◆ Instruction ◆
Copy all lines in which the word "this" can be found.

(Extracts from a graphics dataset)
┄┄┄┄┄┄

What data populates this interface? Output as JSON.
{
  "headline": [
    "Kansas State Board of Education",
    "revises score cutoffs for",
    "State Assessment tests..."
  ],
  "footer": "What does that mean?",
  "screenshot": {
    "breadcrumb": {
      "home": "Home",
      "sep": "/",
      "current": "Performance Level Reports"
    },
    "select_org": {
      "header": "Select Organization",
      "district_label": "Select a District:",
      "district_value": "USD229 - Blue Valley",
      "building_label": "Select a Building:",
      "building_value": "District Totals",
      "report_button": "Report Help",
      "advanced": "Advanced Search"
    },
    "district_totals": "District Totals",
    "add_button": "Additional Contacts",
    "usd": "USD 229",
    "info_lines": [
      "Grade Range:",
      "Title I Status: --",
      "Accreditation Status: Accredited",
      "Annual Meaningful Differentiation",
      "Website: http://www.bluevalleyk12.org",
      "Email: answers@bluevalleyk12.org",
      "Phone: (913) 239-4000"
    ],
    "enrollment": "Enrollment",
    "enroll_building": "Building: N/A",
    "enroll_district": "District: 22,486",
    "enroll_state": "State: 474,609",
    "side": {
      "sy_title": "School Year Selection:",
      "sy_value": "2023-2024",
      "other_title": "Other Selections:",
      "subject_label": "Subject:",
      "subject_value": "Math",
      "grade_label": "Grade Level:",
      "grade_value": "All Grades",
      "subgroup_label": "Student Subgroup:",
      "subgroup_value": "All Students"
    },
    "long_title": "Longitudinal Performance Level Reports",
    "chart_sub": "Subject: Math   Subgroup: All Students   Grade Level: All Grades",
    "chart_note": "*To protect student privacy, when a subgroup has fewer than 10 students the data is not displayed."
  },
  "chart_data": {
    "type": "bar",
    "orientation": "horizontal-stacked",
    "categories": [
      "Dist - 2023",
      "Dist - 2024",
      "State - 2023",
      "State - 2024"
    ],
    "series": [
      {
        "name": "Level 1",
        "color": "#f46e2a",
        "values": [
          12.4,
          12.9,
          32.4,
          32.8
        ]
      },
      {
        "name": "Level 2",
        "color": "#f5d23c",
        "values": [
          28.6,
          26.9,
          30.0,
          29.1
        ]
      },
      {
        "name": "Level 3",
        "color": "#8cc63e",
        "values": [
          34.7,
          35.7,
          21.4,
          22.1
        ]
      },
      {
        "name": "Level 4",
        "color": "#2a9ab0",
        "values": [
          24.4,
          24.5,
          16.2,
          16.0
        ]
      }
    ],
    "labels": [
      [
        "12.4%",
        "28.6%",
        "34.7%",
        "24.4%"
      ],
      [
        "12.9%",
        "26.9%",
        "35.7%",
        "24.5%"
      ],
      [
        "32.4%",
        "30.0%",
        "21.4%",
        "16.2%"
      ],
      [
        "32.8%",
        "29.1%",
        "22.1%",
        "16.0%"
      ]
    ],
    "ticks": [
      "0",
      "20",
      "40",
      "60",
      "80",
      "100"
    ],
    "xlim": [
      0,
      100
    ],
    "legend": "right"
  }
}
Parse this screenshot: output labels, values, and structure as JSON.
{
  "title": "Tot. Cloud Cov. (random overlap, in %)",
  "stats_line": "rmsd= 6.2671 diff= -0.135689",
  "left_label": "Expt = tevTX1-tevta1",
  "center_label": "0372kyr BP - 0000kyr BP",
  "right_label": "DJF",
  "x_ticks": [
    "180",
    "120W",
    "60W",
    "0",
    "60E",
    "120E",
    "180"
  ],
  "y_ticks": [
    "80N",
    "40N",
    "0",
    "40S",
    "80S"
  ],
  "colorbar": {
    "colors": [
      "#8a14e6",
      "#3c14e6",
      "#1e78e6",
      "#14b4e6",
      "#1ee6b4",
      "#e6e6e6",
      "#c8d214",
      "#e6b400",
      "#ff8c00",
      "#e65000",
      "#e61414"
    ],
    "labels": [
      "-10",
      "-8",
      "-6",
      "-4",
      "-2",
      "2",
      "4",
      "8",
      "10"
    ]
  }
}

┄┄┄┄┄┄

◆ Response ◆
What data populates this interface? Output as JSON.
Parse this screenshot: output labels, values, and structure as JSON.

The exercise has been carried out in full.